PROBLEM TO SOLVE:
Find the lines holding "PacificBorder" and copy them.

EXCERPTED DATA:
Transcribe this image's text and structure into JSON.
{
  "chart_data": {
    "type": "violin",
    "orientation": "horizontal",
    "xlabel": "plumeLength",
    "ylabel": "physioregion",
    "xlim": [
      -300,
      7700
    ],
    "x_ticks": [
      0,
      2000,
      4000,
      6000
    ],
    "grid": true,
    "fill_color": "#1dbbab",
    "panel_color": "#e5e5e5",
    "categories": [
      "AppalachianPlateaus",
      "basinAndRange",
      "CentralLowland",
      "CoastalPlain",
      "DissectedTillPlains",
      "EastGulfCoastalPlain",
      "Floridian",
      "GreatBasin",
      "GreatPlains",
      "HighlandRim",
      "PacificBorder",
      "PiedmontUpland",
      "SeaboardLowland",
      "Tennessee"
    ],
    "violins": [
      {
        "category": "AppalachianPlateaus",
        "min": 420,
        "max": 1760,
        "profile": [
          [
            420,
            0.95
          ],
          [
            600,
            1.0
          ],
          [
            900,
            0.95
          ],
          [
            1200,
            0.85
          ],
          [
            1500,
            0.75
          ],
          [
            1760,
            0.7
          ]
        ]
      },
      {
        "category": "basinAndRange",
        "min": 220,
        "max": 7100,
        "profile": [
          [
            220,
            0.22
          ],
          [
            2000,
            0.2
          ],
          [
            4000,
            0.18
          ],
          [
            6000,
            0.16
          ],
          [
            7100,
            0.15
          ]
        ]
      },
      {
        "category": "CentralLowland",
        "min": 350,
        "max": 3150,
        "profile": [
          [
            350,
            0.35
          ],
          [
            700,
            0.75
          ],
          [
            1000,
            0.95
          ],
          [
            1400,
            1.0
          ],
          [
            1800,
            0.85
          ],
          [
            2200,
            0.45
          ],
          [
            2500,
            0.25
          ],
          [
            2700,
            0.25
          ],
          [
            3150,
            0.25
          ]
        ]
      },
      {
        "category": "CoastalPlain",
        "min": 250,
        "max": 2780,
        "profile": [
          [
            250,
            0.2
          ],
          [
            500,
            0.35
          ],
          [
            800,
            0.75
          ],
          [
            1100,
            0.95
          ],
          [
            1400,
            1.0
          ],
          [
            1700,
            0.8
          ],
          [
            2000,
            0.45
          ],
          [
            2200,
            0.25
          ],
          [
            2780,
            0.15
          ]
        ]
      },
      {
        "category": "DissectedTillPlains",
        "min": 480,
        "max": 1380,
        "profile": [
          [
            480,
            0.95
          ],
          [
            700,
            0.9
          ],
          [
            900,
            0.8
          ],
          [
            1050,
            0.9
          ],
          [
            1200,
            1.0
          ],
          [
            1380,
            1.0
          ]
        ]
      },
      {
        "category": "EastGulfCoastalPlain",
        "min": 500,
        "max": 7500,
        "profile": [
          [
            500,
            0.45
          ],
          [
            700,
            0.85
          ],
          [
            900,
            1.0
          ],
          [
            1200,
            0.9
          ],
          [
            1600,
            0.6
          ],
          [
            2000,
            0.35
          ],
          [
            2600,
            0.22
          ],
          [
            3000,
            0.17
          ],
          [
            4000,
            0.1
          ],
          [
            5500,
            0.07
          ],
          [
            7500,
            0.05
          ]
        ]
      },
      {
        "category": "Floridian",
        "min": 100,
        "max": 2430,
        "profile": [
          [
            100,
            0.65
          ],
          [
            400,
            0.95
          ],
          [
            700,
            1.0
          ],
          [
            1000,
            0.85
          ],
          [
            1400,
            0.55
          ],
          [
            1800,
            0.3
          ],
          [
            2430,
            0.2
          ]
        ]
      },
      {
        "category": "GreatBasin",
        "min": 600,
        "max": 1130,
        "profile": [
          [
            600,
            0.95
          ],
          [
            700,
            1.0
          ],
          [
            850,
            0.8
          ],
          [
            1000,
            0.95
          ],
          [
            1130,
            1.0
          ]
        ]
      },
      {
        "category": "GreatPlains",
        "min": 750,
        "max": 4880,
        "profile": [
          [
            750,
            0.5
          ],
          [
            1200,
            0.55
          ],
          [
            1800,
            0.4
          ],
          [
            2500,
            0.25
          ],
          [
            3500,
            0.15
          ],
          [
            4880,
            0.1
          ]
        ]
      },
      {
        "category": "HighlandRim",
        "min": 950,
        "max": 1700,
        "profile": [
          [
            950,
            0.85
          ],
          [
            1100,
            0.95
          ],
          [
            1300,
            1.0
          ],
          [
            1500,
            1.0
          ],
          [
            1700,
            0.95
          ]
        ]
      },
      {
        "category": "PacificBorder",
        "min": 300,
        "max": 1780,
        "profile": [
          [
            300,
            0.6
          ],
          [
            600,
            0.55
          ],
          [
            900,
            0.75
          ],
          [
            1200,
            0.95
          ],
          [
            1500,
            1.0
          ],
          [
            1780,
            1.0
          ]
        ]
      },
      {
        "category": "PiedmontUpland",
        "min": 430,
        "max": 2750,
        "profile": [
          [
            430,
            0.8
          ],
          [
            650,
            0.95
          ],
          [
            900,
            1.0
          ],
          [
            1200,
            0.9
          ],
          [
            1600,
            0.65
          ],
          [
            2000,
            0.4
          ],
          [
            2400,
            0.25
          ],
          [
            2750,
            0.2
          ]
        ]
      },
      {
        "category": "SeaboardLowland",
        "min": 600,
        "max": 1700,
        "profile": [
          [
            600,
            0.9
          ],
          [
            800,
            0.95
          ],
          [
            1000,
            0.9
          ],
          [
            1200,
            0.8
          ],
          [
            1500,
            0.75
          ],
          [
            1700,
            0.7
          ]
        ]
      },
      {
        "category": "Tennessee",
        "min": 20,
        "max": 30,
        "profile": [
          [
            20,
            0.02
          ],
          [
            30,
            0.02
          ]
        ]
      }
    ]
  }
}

COMPLETE RESPONSE:
      "PacificBorder",
        "category": "PacificBorder",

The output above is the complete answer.